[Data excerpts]
▬▬▬▬▬▬

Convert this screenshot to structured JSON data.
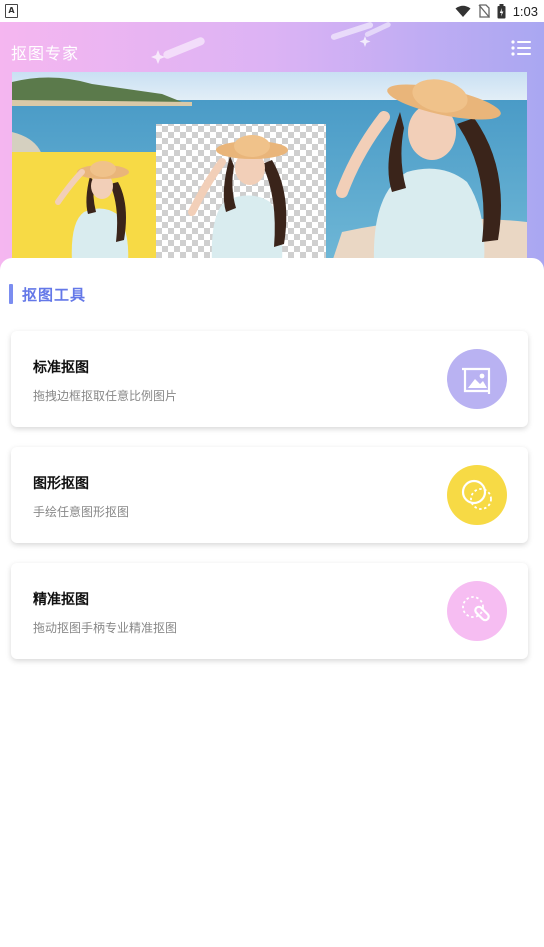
{
  "status_bar": {
    "time": "1:03",
    "app_indicator": "A"
  },
  "header": {
    "title": "抠图专家",
    "menu_icon": "menu-icon"
  },
  "section": {
    "title": "抠图工具"
  },
  "tools": [
    {
      "title": "标准抠图",
      "subtitle": "拖拽边框抠取任意比例图片",
      "icon": "image-crop-icon",
      "color": "#b9b2f2"
    },
    {
      "title": "图形抠图",
      "subtitle": "手绘任意图形抠图",
      "icon": "lasso-circle-icon",
      "color": "#f7da45"
    },
    {
      "title": "精准抠图",
      "subtitle": "拖动抠图手柄专业精准抠图",
      "icon": "precision-handle-icon",
      "color": "#f6bdf2"
    }
  ],
  "colors": {
    "header_gradient_start": "#f5b6f0",
    "header_gradient_end": "#a9a7f2",
    "accent": "#6478e8"
  }
}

▬▬▬▬▬▬

## What is needed
Write out all the entries again, word for word, and print no images.

## Written response
Convert this screenshot to structured JSON data.
{
  "status_bar": {
    "time": "1:03",
    "app_indicator": "A"
  },
  "header": {
    "title": "抠图专家",
    "menu_icon": "menu-icon"
  },
  "section": {
    "title": "抠图工具"
  },
  "tools": [
    {
      "title": "标准抠图",
      "subtitle": "拖拽边框抠取任意比例图片",
      "icon": "image-crop-icon",
      "color": "#b9b2f2"
    },
    {
      "title": "图形抠图",
      "subtitle": "手绘任意图形抠图",
      "icon": "lasso-circle-icon",
      "color": "#f7da45"
    },
    {
      "title": "精准抠图",
      "subtitle": "拖动抠图手柄专业精准抠图",
      "icon": "precision-handle-icon",
      "color": "#f6bdf2"
    }
  ],
  "colors": {
    "header_gradient_start": "#f5b6f0",
    "header_gradient_end": "#a9a7f2",
    "accent": "#6478e8"
  }
}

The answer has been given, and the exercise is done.